__Exercise__
Your answer should be one number: how many lines of the data include the string "urine"?

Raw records
[start]

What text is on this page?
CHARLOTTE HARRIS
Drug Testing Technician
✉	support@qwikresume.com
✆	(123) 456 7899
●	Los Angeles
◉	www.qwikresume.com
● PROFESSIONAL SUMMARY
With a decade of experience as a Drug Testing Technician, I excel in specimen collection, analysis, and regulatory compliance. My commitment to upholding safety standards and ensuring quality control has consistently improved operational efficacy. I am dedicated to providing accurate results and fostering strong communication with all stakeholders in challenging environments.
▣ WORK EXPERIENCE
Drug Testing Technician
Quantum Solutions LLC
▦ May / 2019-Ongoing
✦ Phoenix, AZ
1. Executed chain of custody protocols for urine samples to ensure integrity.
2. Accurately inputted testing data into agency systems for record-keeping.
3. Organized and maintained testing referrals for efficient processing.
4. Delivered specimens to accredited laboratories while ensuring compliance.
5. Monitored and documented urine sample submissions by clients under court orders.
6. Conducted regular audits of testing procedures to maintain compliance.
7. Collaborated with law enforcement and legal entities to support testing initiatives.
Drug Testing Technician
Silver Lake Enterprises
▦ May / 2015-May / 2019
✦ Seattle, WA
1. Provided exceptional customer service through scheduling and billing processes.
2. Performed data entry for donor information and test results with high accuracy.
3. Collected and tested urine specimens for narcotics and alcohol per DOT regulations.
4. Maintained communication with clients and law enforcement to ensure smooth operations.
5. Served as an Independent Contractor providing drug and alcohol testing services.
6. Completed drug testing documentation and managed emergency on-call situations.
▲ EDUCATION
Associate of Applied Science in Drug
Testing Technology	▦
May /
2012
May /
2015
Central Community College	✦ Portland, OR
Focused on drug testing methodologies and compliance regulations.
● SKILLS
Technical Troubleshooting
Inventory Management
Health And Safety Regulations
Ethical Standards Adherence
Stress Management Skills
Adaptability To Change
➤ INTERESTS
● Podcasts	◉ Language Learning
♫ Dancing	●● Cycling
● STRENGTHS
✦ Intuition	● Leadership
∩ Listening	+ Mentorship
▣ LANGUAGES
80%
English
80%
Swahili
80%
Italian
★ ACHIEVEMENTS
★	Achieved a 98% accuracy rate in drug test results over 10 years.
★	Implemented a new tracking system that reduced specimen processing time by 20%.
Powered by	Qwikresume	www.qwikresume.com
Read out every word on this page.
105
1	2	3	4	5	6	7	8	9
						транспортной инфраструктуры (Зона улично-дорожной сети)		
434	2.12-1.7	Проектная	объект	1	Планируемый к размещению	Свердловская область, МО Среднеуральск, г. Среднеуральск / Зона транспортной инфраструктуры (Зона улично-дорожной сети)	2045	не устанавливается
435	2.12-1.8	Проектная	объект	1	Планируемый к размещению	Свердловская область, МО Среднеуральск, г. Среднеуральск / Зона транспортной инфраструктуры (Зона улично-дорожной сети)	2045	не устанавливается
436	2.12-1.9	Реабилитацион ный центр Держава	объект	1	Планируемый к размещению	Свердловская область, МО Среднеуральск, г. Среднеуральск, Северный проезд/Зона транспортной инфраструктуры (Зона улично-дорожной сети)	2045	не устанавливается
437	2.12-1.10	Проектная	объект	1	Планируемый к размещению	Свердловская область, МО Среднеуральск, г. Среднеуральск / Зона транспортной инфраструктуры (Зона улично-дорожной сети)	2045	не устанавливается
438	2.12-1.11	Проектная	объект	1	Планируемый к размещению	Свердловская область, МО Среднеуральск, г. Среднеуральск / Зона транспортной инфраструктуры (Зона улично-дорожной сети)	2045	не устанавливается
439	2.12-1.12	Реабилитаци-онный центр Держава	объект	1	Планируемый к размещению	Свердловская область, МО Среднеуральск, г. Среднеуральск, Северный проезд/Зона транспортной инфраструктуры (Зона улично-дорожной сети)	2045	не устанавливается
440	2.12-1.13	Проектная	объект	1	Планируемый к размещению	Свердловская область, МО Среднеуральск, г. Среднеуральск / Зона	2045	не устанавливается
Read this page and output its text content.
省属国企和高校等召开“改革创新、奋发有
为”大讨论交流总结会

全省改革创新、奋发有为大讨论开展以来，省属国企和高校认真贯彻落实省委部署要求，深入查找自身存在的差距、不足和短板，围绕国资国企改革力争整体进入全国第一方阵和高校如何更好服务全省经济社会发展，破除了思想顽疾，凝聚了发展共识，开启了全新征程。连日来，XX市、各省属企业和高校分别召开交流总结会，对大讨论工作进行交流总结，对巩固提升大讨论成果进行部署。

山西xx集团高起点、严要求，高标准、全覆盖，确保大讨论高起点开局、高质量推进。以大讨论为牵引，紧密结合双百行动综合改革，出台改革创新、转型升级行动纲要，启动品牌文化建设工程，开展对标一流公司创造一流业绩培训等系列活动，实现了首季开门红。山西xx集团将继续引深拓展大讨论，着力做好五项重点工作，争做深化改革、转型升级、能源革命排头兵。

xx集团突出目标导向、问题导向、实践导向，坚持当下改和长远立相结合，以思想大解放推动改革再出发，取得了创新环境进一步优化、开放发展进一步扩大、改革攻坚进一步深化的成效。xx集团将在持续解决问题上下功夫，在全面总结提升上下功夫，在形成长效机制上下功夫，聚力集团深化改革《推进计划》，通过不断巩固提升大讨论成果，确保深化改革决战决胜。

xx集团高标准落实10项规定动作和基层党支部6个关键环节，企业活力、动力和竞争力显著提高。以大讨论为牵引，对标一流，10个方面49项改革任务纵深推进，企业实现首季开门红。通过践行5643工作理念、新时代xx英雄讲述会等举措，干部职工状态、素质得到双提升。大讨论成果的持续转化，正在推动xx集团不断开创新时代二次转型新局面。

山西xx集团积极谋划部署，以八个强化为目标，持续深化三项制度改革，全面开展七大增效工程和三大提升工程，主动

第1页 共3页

[end]

__The response__
3